**Task goal**
Present the following data again exactly as it is shown.

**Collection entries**
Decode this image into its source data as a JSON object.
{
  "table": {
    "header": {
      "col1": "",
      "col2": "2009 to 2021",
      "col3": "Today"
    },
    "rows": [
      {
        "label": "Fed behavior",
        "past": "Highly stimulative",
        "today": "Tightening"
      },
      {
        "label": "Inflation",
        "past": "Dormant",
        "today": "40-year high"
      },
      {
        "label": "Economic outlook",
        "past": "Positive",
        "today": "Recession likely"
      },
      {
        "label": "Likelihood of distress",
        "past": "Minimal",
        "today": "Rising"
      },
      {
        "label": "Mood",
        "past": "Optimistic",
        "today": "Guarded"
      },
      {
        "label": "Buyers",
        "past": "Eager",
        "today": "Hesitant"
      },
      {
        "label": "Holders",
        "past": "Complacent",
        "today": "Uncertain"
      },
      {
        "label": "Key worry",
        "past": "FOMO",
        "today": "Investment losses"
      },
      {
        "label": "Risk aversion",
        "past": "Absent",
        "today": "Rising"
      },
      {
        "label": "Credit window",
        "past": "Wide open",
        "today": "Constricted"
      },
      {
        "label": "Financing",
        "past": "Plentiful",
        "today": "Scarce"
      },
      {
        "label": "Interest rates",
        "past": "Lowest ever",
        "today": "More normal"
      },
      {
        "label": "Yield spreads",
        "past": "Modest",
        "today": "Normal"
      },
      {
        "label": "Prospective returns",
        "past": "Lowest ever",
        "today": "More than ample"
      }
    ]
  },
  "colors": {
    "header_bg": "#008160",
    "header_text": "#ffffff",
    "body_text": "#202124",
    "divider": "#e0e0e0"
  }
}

**Solution to this exercise**
Decode this image into its source data as a JSON object.
{
  "table": {
    "header": {
      "col1": "",
      "col2": "2009 to 2021",
      "col3": "Today"
    },
    "rows": [
      {
        "label": "Fed behavior",
        "past": "Highly stimulative",
        "today": "Tightening"
      },
      {
        "label": "Inflation",
        "past": "Dormant",
        "today": "40-year high"
      },
      {
        "label": "Economic outlook",
        "past": "Positive",
        "today": "Recession likely"
      },
      {
        "label": "Likelihood of distress",
        "past": "Minimal",
        "today": "Rising"
      },
      {
        "label": "Mood",
        "past": "Optimistic",
        "today": "Guarded"
      },
      {
        "label": "Buyers",
        "past": "Eager",
        "today": "Hesitant"
      },
      {
        "label": "Holders",
        "past": "Complacent",
        "today": "Uncertain"
      },
      {
        "label": "Key worry",
        "past": "FOMO",
        "today": "Investment losses"
      },
      {
        "label": "Risk aversion",
        "past": "Absent",
        "today": "Rising"
      },
      {
        "label": "Credit window",
        "past": "Wide open",
        "today": "Constricted"
      },
      {
        "label": "Financing",
        "past": "Plentiful",
        "today": "Scarce"
      },
      {
        "label": "Interest rates",
        "past": "Lowest ever",
        "today": "More normal"
      },
      {
        "label": "Yield spreads",
        "past": "Modest",
        "today": "Normal"
      },
      {
        "label": "Prospective returns",
        "past": "Lowest ever",
        "today": "More than ample"
      }
    ]
  },
  "colors": {
    "header_bg": "#008160",
    "header_text": "#ffffff",
    "body_text": "#202124",
    "divider": "#e0e0e0"
  }
}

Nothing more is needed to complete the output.